Look through the data below and say how many of its lines contain "влияния", adding nothing else.

● ● ● ● ●

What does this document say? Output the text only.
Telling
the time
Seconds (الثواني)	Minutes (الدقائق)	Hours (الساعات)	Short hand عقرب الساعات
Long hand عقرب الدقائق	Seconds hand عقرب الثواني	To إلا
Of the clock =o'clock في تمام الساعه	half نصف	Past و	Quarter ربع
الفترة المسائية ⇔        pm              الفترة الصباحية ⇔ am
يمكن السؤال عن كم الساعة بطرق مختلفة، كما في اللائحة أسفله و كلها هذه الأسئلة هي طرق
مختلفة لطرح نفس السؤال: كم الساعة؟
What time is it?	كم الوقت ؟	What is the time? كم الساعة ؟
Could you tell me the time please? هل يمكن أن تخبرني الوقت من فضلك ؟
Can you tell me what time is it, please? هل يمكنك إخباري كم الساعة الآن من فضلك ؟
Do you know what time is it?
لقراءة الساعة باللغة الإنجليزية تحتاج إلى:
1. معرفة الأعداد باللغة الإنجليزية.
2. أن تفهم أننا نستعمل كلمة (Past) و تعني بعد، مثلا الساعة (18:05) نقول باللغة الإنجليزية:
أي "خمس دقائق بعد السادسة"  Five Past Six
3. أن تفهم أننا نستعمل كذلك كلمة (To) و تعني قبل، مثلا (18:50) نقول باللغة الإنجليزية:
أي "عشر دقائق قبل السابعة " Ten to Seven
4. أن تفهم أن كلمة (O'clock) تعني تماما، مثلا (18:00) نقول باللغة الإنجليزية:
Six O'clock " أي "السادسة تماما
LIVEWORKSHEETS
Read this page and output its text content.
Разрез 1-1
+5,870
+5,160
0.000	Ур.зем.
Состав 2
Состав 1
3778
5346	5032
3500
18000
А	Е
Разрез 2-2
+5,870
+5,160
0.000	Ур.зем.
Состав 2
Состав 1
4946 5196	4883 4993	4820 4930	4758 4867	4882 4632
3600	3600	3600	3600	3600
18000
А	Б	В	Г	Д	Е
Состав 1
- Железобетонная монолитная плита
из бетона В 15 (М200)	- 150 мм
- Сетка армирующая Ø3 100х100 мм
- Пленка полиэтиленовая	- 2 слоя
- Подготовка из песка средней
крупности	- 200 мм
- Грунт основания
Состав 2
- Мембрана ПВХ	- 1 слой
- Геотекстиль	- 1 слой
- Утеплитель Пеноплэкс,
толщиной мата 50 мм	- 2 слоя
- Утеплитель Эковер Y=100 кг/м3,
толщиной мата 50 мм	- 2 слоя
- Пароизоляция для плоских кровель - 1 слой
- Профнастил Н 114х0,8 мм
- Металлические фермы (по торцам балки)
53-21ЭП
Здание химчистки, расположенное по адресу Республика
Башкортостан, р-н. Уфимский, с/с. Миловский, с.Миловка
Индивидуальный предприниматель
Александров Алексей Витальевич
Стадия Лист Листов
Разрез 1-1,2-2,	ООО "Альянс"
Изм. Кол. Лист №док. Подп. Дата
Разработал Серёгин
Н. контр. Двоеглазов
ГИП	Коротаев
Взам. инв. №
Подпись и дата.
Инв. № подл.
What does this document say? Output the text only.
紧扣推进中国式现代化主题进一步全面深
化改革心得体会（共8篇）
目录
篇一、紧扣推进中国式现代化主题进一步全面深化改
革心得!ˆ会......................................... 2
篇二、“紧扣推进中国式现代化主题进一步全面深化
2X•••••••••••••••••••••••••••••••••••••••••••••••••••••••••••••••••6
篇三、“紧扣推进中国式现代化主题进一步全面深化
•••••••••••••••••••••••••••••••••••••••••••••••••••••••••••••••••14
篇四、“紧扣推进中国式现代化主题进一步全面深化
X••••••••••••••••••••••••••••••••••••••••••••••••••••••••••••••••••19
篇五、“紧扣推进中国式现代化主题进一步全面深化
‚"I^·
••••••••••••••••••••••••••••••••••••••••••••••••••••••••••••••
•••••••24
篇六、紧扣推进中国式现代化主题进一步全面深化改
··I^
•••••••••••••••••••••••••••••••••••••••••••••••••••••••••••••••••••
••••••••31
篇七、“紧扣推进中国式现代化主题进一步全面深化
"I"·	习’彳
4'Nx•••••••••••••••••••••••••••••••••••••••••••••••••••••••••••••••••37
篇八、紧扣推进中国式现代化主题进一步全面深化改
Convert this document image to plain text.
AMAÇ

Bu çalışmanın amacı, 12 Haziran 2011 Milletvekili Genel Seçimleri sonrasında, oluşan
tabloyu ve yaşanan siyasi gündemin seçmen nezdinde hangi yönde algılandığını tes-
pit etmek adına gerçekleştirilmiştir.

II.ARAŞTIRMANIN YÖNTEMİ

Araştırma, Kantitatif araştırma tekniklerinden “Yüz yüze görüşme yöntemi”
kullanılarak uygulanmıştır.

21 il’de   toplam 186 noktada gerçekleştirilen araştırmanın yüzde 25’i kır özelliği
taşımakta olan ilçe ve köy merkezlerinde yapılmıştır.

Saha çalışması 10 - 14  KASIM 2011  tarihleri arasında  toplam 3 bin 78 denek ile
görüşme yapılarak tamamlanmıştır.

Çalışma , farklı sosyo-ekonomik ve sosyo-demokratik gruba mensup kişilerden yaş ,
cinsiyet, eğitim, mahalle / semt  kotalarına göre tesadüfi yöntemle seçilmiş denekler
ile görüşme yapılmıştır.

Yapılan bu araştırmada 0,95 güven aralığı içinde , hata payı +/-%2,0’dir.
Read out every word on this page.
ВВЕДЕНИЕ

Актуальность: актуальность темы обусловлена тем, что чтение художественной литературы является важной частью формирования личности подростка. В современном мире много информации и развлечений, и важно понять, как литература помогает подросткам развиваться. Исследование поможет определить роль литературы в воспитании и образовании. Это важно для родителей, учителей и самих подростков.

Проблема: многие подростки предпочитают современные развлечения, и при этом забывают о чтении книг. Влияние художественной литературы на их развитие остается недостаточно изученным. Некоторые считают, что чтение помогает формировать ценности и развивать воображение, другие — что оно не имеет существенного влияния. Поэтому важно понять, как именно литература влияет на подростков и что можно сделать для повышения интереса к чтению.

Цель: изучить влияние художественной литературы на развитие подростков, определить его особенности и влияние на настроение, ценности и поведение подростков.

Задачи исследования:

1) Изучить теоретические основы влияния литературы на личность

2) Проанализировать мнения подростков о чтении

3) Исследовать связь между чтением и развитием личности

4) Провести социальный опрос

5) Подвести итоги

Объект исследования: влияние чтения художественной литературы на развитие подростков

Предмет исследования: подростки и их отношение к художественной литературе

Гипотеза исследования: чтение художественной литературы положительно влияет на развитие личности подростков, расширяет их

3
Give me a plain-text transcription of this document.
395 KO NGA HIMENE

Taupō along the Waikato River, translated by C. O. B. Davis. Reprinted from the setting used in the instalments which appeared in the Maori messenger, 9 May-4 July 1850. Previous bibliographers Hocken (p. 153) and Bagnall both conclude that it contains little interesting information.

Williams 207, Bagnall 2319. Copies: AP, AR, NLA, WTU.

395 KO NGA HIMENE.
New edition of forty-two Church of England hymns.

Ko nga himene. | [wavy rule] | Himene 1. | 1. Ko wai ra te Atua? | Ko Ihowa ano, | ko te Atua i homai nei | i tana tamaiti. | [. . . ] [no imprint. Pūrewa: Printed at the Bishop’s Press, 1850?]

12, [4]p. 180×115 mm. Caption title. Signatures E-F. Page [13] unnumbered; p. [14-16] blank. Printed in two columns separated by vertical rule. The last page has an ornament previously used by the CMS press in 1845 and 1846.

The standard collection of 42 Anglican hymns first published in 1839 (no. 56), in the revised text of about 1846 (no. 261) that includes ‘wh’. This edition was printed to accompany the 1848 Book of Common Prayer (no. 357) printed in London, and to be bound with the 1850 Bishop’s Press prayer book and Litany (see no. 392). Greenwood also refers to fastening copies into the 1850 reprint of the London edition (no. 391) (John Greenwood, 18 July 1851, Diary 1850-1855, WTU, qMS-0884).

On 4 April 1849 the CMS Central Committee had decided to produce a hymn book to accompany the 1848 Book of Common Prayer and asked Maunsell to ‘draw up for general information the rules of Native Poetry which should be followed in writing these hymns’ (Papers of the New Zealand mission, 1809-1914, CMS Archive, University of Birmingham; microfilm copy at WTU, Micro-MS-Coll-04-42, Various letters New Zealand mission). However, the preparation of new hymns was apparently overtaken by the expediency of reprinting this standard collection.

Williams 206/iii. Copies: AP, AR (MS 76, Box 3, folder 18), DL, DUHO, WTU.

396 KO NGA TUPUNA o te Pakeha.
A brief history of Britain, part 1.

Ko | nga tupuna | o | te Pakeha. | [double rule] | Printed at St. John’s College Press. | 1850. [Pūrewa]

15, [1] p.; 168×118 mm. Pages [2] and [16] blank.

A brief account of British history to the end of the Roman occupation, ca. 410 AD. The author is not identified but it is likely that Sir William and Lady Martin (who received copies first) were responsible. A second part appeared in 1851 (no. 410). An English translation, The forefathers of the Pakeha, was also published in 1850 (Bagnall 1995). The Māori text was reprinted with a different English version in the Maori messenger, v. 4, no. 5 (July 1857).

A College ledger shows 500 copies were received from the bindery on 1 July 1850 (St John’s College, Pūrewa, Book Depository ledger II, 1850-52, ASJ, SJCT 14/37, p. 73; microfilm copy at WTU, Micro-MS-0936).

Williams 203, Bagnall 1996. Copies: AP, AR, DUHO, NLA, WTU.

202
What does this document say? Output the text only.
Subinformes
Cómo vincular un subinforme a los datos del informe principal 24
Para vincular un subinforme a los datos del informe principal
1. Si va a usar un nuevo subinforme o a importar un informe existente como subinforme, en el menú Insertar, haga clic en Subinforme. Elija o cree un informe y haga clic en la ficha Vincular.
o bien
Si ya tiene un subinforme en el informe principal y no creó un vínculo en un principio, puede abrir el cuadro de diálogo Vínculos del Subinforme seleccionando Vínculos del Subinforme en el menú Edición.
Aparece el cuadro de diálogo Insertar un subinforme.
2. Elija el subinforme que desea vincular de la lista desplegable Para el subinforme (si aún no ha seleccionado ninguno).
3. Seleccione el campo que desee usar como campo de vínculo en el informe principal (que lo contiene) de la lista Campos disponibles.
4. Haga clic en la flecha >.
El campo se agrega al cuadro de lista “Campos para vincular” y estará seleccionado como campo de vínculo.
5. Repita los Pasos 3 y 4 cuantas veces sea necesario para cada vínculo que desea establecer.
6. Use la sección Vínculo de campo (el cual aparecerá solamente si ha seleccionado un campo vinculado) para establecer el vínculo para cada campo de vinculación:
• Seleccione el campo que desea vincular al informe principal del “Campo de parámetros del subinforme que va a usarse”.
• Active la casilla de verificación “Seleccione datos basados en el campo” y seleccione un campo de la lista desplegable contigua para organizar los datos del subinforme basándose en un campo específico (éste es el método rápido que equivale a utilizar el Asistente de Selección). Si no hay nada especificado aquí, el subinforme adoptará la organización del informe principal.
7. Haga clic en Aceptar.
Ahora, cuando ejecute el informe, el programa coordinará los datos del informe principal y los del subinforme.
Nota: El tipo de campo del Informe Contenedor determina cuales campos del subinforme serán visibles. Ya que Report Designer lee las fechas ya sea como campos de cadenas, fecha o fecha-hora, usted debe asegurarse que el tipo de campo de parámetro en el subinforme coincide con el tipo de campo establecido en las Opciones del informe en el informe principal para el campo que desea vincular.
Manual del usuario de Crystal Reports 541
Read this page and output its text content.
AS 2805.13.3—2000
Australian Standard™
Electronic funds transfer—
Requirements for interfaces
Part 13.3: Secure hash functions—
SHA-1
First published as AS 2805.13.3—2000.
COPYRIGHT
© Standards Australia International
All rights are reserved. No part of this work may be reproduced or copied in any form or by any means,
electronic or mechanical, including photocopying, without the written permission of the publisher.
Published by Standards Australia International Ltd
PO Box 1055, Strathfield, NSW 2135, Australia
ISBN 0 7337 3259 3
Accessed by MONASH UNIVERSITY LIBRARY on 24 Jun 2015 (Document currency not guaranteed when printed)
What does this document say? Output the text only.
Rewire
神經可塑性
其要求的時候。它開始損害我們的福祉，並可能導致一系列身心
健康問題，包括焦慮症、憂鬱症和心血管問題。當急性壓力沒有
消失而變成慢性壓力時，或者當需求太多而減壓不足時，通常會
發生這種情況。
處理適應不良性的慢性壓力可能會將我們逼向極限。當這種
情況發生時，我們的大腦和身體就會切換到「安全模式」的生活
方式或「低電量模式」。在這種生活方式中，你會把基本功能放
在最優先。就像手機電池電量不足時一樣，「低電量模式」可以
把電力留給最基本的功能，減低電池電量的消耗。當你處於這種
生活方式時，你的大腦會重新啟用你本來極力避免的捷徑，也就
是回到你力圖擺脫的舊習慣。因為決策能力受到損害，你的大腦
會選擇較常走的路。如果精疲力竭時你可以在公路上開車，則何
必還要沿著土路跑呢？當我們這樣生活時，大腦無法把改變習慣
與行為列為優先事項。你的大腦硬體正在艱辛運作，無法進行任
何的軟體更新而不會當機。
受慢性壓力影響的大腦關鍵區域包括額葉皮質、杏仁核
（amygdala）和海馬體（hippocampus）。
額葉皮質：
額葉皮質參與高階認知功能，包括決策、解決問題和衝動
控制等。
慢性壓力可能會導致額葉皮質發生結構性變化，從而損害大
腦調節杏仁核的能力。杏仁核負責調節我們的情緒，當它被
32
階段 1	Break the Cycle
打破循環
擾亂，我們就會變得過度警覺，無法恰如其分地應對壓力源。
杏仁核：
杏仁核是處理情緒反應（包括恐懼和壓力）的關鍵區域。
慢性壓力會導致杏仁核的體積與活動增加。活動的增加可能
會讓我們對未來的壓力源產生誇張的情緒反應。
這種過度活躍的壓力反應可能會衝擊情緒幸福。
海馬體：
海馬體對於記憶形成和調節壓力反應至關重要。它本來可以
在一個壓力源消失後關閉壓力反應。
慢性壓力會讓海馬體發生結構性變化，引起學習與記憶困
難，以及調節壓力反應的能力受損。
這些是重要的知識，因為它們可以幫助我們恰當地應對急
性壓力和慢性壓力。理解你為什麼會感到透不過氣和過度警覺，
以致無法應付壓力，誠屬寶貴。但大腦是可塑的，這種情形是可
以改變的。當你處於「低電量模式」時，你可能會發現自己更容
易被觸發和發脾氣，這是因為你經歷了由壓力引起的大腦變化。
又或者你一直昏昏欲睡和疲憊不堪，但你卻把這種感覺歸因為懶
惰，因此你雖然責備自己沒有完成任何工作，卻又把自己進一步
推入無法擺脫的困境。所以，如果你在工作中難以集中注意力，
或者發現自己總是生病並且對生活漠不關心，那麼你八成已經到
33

● ● ● ● ●

[ANSWER FOR THE TASK] 2